- _EXERCISE_: Could you repeat the records below exactly, leaving out any pictures?

- _ROWS_:

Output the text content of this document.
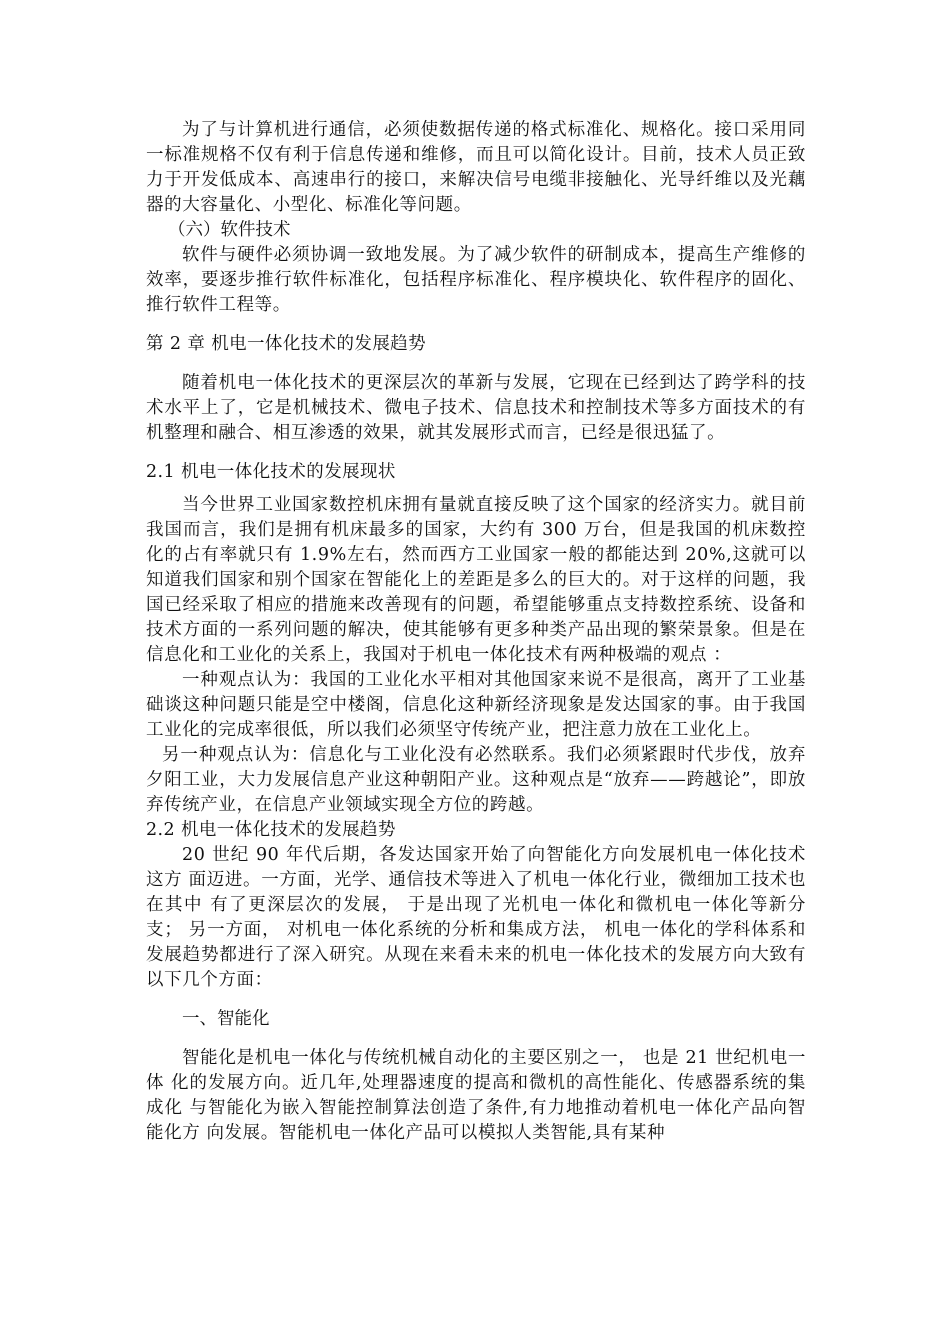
为了与计算机进行通信，必须使数据传递的格式标准化、规格化。接口采用同一标准规格不仅有利于信息传递和维修，而且可以简化设计。目前，技术人员正致力于开发低成本、高速串行的接口，来解决信号电缆非接触化、光导纤维以及光藕器的大容量化、小型化、标准化等问题。

（六）软件技术

软件与硬件必须协调一致地发展。为了减少软件的研制成本，提高生产维修的效率，要逐步推行软件标准化，包括程序标准化、程序模块化、软件程序的固化、推行软件工程等。

第 2 章 机电一体化技术的发展趋势

随着机电一体化技术的更深层次的革新与发展，它现在已经到达了跨学科的技术水平上了，它是机械技术、微电子技术、信息技术和控制技术等多方面技术的有机整理和融合、相互渗透的效果，就其发展形式而言，已经是很迅猛了。

2.1 机电一体化技术的发展现状

当今世界工业国家数控机床拥有量就直接反映了这个国家的经济实力。就目前我国而言，我们是拥有机床最多的国家，大约有 300 万台，但是我国的机床数控化的占有率就只有 1.9%左右，然而西方工业国家一般的都能达到 20%,这就可以知道我们国家和别个国家在智能化上的差距是多么的巨大的。对于这样的问题，我国已经采取了相应的措施来改善现有的问题，希望能够重点支持数控系统、设备和技术方面的一系列问题的解决，使其能够有更多种类产品出现的繁荣景象。但是在信息化和工业化的关系上，我国对于机电一体化技术有两种极端的观点 ：

一种观点认为：我国的工业化水平相对其他国家来说不是很高，离开了工业基础谈这种问题只能是空中楼阁，信息化这种新经济现象是发达国家的事。由于我国工业化的完成率很低，所以我们必须坚守传统产业，把注意力放在工业化上。

另一种观点认为：信息化与工业化没有必然联系。我们必须紧跟时代步伐，放弃夕阳工业，大力发展信息产业这种朝阳产业。这种观点是“放弃——跨越论”，即放弃传统产业，在信息产业领域实现全方位的跨越。

2.2 机电一体化技术的发展趋势

20 世纪 90 年代后期，各发达国家开始了向智能化方向发展机电一体化技术这方 面迈进。一方面，光学、通信技术等进入了机电一体化行业，微细加工技术也在其中 有了更深层次的发展， 于是出现了光机电一体化和微机电一体化等新分支； 另一方面， 对机电一体化系统的分析和集成方法， 机电一体化的学科体系和发展趋势都进行了深入研究。从现在来看未来的机电一体化技术的发展方向大致有以下几个方面：

一、智能化

智能化是机电一体化与传统机械自动化的主要区别之一， 也是 21 世纪机电一体 化的发展方向。近几年,处理器速度的提高和微机的高性能化、传感器系统的集成化 与智能化为嵌入智能控制算法创造了条件,有力地推动着机电一体化产品向智能化方 向发展。智能机电一体化产品可以模拟人类智能,具有某种
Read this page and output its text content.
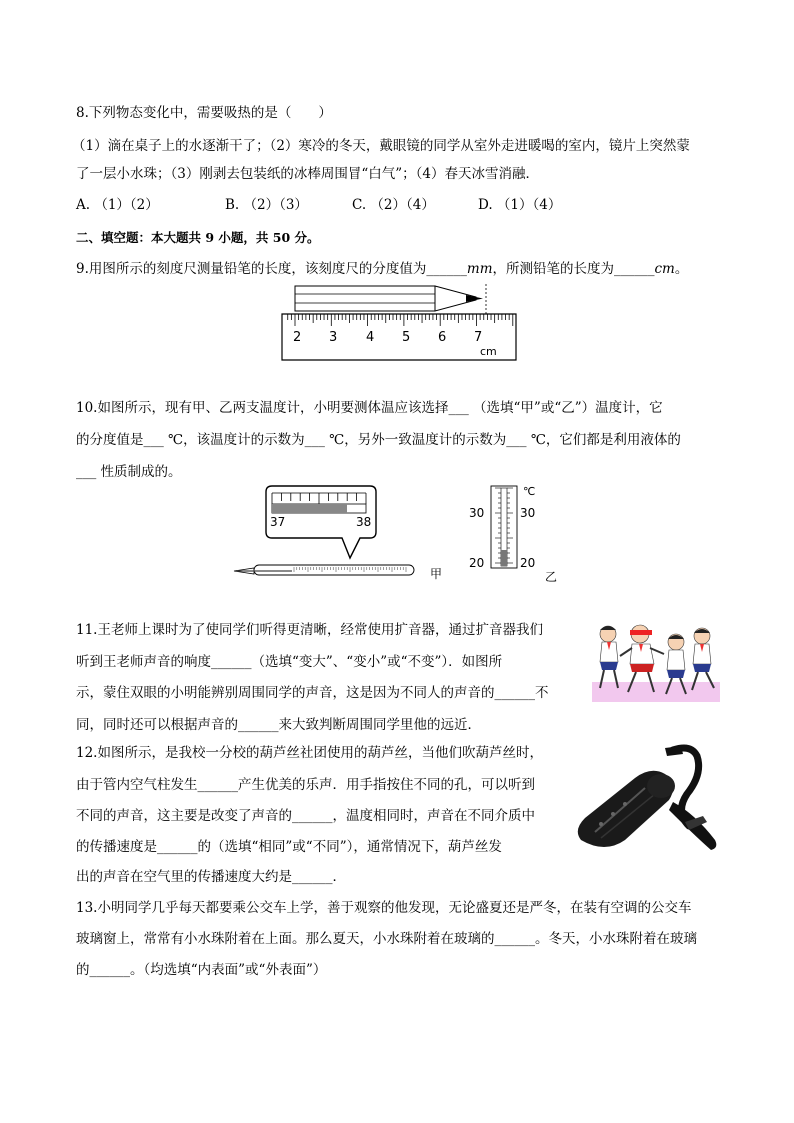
8.下列物态变化中，需要吸热的是（　　）
（1）滴在桌子上的水逐渐干了；（2）寒冷的冬天，戴眼镜的同学从室外走进暖喝的室内，镜片上突然蒙
了一层小水珠；（3）刚剥去包装纸的冰棒周围冒“白气”；（4）春天冰雪消融．
A. （1）（2）	B. （2）（3）	C. （2）（4）	D. （1）（4）
二、填空题：本大题共 9 小题，共 50 分。
9.用图所示的刻度尺测量铅笔的长度，该刻度尺的分度值为______mm，所测铅笔的长度为______cm。
2 3 4 5 6 7
cm
10.如图所示，现有甲、乙两支温度计，小明要测体温应该选择___ （选填“甲”或“乙”）温度计，它
的分度值是___ ℃，该温度计的示数为___ ℃，另外一致温度计的示数为___ ℃，它们都是利用液体的
___ 性质制成的。
37	38
甲
℃
30	30
20	20
乙
11.王老师上课时为了使同学们听得更清晰，经常使用扩音器，通过扩音器我们
听到王老师声音的响度______（选填“变大”、“变小”或“不变”）．如图所
示，蒙住双眼的小明能辨别周围同学的声音，这是因为不同人的声音的______不
同，同时还可以根据声音的______来大致判断周围同学里他的远近．
12.如图所示，是我校一分校的葫芦丝社团使用的葫芦丝，当他们吹葫芦丝时，
由于管内空气柱发生______产生优美的乐声．用手指按住不同的孔，可以听到
不同的声音，这主要是改变了声音的______，温度相同时，声音在不同介质中
的传播速度是______的（选填“相同”或“不同”），通常情况下，葫芦丝发
出的声音在空气里的传播速度大约是______．
13.小明同学几乎每天都要乘公交车上学，善于观察的他发现，无论盛夏还是严冬，在装有空调的公交车
玻璃窗上，常常有小水珠附着在上面。那么夏天，小水珠附着在玻璃的______。冬天，小水珠附着在玻璃
的______。（均选填“内表面”或“外表面”）
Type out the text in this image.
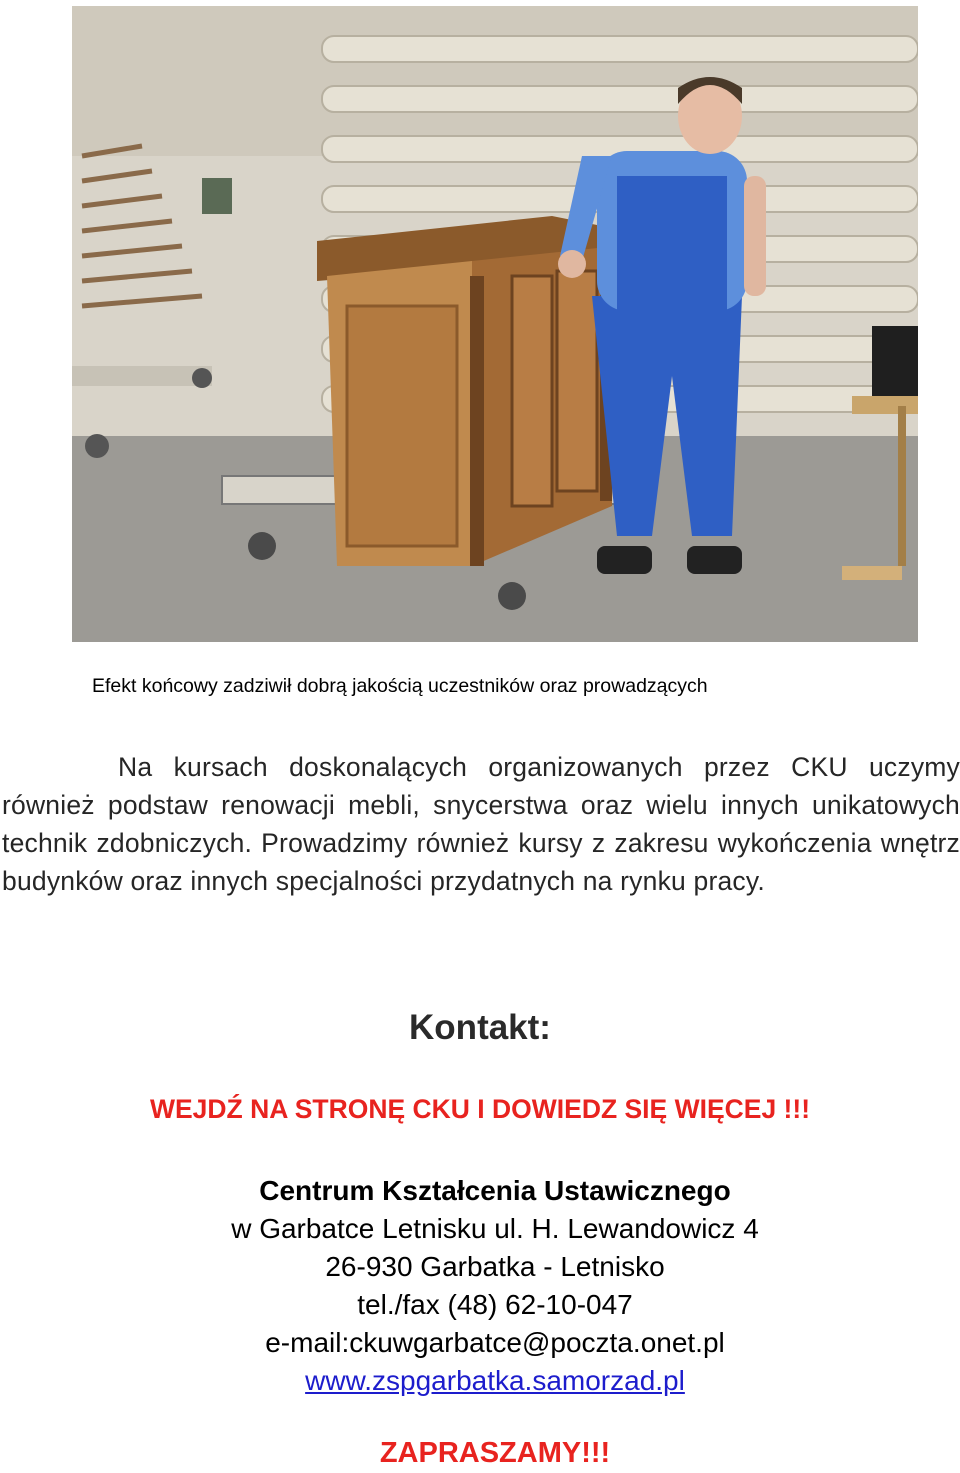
Efekt końcowy zadziwił dobrą jakością uczestników oraz prowadzących
Na kursach doskonalących organizowanych przez CKU uczymy również podstaw renowacji mebli, snycerstwa oraz wielu innych unikatowych technik zdobniczych. Prowadzimy również kursy z zakresu wykończenia wnętrz budynków oraz innych specjalności przydatnych na rynku pracy.
Kontakt:
WEJDŹ NA STRONĘ CKU I DOWIEDZ SIĘ WIĘCEJ !!!
Centrum Kształcenia Ustawicznego
w Garbatce Letnisku ul. H. Lewandowicz 4
26-930 Garbatka - Letnisko
tel./fax (48) 62-10-047
e-mail:ckuwgarbatce@poczta.onet.pl
www.zspgarbatka.samorzad.pl
ZAPRASZAMY!!!
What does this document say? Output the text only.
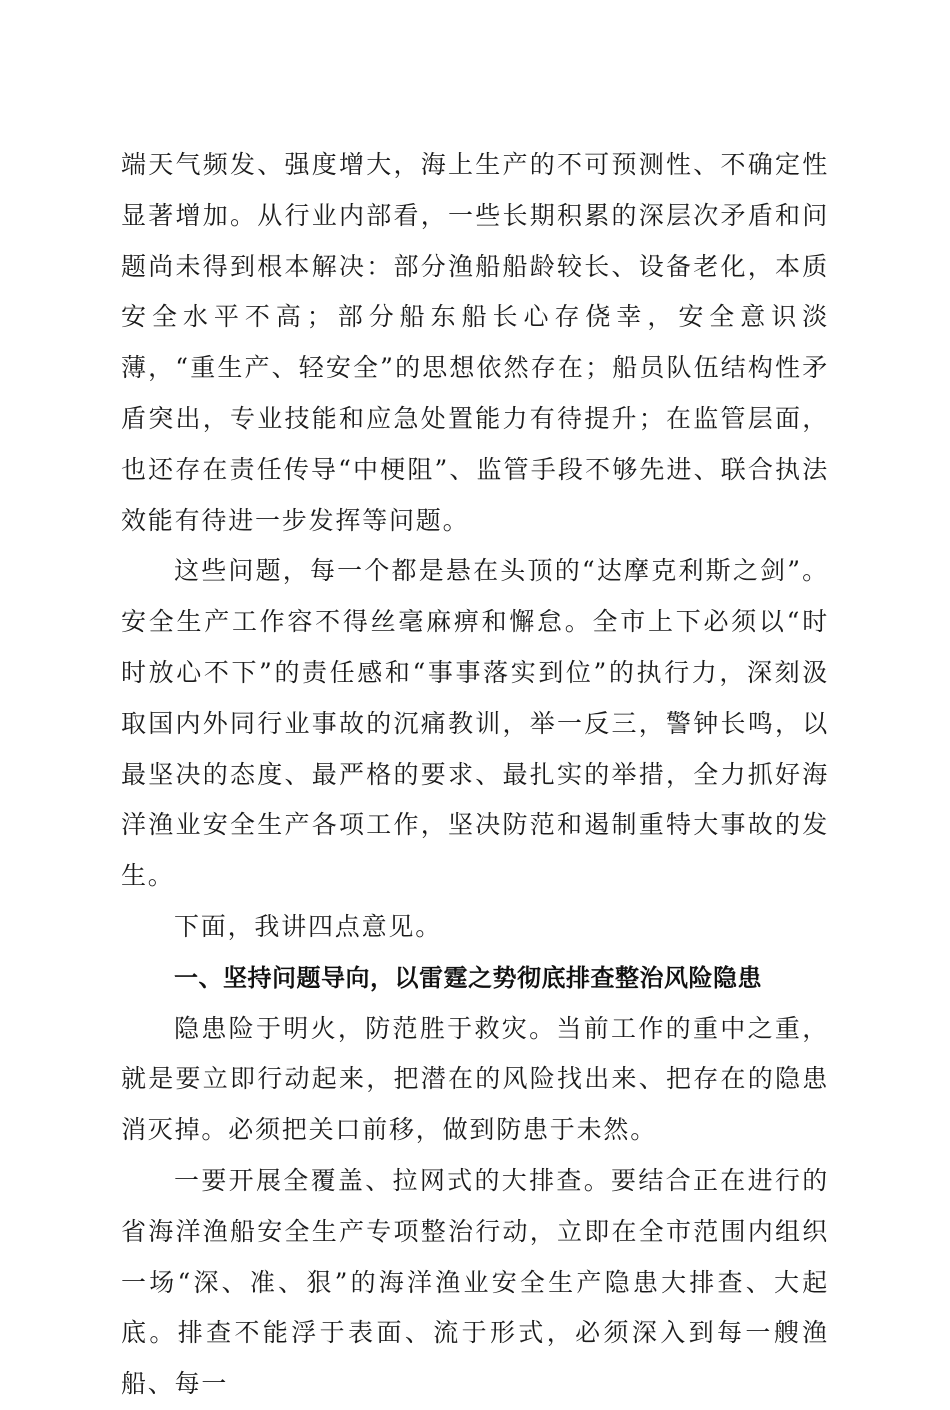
端天气频发、强度增大，海上生产的不可预测性、不确定性显著增加。从行业内部看，一些长期积累的深层次矛盾和问题尚未得到根本解决：部分渔船船龄较长、设备老化，本质安全水平不高；部分船东船长心存侥幸，安全意识淡薄，“重生产、轻安全”的思想依然存在；船员队伍结构性矛盾突出，专业技能和应急处置能力有待提升；在监管层面，也还存在责任传导“中梗阻”、监管手段不够先进、联合执法效能有待进一步发挥等问题。

这些问题，每一个都是悬在头顶的“达摩克利斯之剑”。安全生产工作容不得丝毫麻痹和懈怠。全市上下必须以“时时放心不下”的责任感和“事事落实到位”的执行力，深刻汲取国内外同行业事故的沉痛教训，举一反三，警钟长鸣，以最坚决的态度、最严格的要求、最扎实的举措，全力抓好海洋渔业安全生产各项工作，坚决防范和遏制重特大事故的发生。

下面，我讲四点意见。

一、坚持问题导向，以雷霆之势彻底排查整治风险隐患

隐患险于明火，防范胜于救灾。当前工作的重中之重，就是要立即行动起来，把潜在的风险找出来、把存在的隐患消灭掉。必须把关口前移，做到防患于未然。

一要开展全覆盖、拉网式的大排查。要结合正在进行的省海洋渔船安全生产专项整治行动，立即在全市范围内组织一场“深、准、狠”的海洋渔业安全生产隐患大排查、大起底。排查不能浮于表面、流于形式，必须深入到每一艘渔船、每一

- _SOLUTION FOR THIS PROBLEM_:
Output the text content of this document.
为了与计算机进行通信，必须使数据传递的格式标准化、规格化。接口采用同一标准规格不仅有利于信息传递和维修，而且可以简化设计。目前，技术人员正致力于开发低成本、高速串行的接口，来解决信号电缆非接触化、光导纤维以及光藕器的大容量化、小型化、标准化等问题。

（六）软件技术

软件与硬件必须协调一致地发展。为了减少软件的研制成本，提高生产维修的效率，要逐步推行软件标准化，包括程序标准化、程序模块化、软件程序的固化、推行软件工程等。

第 2 章 机电一体化技术的发展趋势

随着机电一体化技术的更深层次的革新与发展，它现在已经到达了跨学科的技术水平上了，它是机械技术、微电子技术、信息技术和控制技术等多方面技术的有机整理和融合、相互渗透的效果，就其发展形式而言，已经是很迅猛了。

2.1 机电一体化技术的发展现状

当今世界工业国家数控机床拥有量就直接反映了这个国家的经济实力。就目前我国而言，我们是拥有机床最多的国家，大约有 300 万台，但是我国的机床数控化的占有率就只有 1.9%左右，然而西方工业国家一般的都能达到 20%,这就可以知道我们国家和别个国家在智能化上的差距是多么的巨大的。对于这样的问题，我国已经采取了相应的措施来改善现有的问题，希望能够重点支持数控系统、设备和技术方面的一系列问题的解决，使其能够有更多种类产品出现的繁荣景象。但是在信息化和工业化的关系上，我国对于机电一体化技术有两种极端的观点 ：

一种观点认为：我国的工业化水平相对其他国家来说不是很高，离开了工业基础谈这种问题只能是空中楼阁，信息化这种新经济现象是发达国家的事。由于我国工业化的完成率很低，所以我们必须坚守传统产业，把注意力放在工业化上。

另一种观点认为：信息化与工业化没有必然联系。我们必须紧跟时代步伐，放弃夕阳工业，大力发展信息产业这种朝阳产业。这种观点是“放弃——跨越论”，即放弃传统产业，在信息产业领域实现全方位的跨越。

2.2 机电一体化技术的发展趋势

20 世纪 90 年代后期，各发达国家开始了向智能化方向发展机电一体化技术这方 面迈进。一方面，光学、通信技术等进入了机电一体化行业，微细加工技术也在其中 有了更深层次的发展， 于是出现了光机电一体化和微机电一体化等新分支； 另一方面， 对机电一体化系统的分析和集成方法， 机电一体化的学科体系和发展趋势都进行了深入研究。从现在来看未来的机电一体化技术的发展方向大致有以下几个方面：

一、智能化

智能化是机电一体化与传统机械自动化的主要区别之一， 也是 21 世纪机电一体 化的发展方向。近几年,处理器速度的提高和微机的高性能化、传感器系统的集成化 与智能化为嵌入智能控制算法创造了条件,有力地推动着机电一体化产品向智能化方 向发展。智能机电一体化产品可以模拟人类智能,具有某种
Read this page and output its text content.
8.下列物态变化中，需要吸热的是（　　）
（1）滴在桌子上的水逐渐干了；（2）寒冷的冬天，戴眼镜的同学从室外走进暖喝的室内，镜片上突然蒙
了一层小水珠；（3）刚剥去包装纸的冰棒周围冒“白气”；（4）春天冰雪消融．
A. （1）（2）	B. （2）（3）	C. （2）（4）	D. （1）（4）
二、填空题：本大题共 9 小题，共 50 分。
9.用图所示的刻度尺测量铅笔的长度，该刻度尺的分度值为______mm，所测铅笔的长度为______cm。
2 3 4 5 6 7
cm
10.如图所示，现有甲、乙两支温度计，小明要测体温应该选择___ （选填“甲”或“乙”）温度计，它
的分度值是___ ℃，该温度计的示数为___ ℃，另外一致温度计的示数为___ ℃，它们都是利用液体的
___ 性质制成的。
37	38
甲
℃
30	30
20	20
乙
11.王老师上课时为了使同学们听得更清晰，经常使用扩音器，通过扩音器我们
听到王老师声音的响度______（选填“变大”、“变小”或“不变”）．如图所
示，蒙住双眼的小明能辨别周围同学的声音，这是因为不同人的声音的______不
同，同时还可以根据声音的______来大致判断周围同学里他的远近．
12.如图所示，是我校一分校的葫芦丝社团使用的葫芦丝，当他们吹葫芦丝时，
由于管内空气柱发生______产生优美的乐声．用手指按住不同的孔，可以听到
不同的声音，这主要是改变了声音的______，温度相同时，声音在不同介质中
的传播速度是______的（选填“相同”或“不同”），通常情况下，葫芦丝发
出的声音在空气里的传播速度大约是______．
13.小明同学几乎每天都要乘公交车上学，善于观察的他发现，无论盛夏还是严冬，在装有空调的公交车
玻璃窗上，常常有小水珠附着在上面。那么夏天，小水珠附着在玻璃的______。冬天，小水珠附着在玻璃
的______。（均选填“内表面”或“外表面”）
Type out the text in this image.
Efekt końcowy zadziwił dobrą jakością uczestników oraz prowadzących
Na kursach doskonalących organizowanych przez CKU uczymy również podstaw renowacji mebli, snycerstwa oraz wielu innych unikatowych technik zdobniczych. Prowadzimy również kursy z zakresu wykończenia wnętrz budynków oraz innych specjalności przydatnych na rynku pracy.
Kontakt:
WEJDŹ NA STRONĘ CKU I DOWIEDZ SIĘ WIĘCEJ !!!
Centrum Kształcenia Ustawicznego
w Garbatce Letnisku ul. H. Lewandowicz 4
26-930 Garbatka - Letnisko
tel./fax (48) 62-10-047
e-mail:ckuwgarbatce@poczta.onet.pl
www.zspgarbatka.samorzad.pl
ZAPRASZAMY!!!
What does this document say? Output the text only.
端天气频发、强度增大，海上生产的不可预测性、不确定性显著增加。从行业内部看，一些长期积累的深层次矛盾和问题尚未得到根本解决：部分渔船船龄较长、设备老化，本质安全水平不高；部分船东船长心存侥幸，安全意识淡薄，“重生产、轻安全”的思想依然存在；船员队伍结构性矛盾突出，专业技能和应急处置能力有待提升；在监管层面，也还存在责任传导“中梗阻”、监管手段不够先进、联合执法效能有待进一步发挥等问题。

这些问题，每一个都是悬在头顶的“达摩克利斯之剑”。安全生产工作容不得丝毫麻痹和懈怠。全市上下必须以“时时放心不下”的责任感和“事事落实到位”的执行力，深刻汲取国内外同行业事故的沉痛教训，举一反三，警钟长鸣，以最坚决的态度、最严格的要求、最扎实的举措，全力抓好海洋渔业安全生产各项工作，坚决防范和遏制重特大事故的发生。

下面，我讲四点意见。

一、坚持问题导向，以雷霆之势彻底排查整治风险隐患

隐患险于明火，防范胜于救灾。当前工作的重中之重，就是要立即行动起来，把潜在的风险找出来、把存在的隐患消灭掉。必须把关口前移，做到防患于未然。

一要开展全覆盖、拉网式的大排查。要结合正在进行的省海洋渔船安全生产专项整治行动，立即在全市范围内组织一场“深、准、狠”的海洋渔业安全生产隐患大排查、大起底。排查不能浮于表面、流于形式，必须深入到每一艘渔船、每一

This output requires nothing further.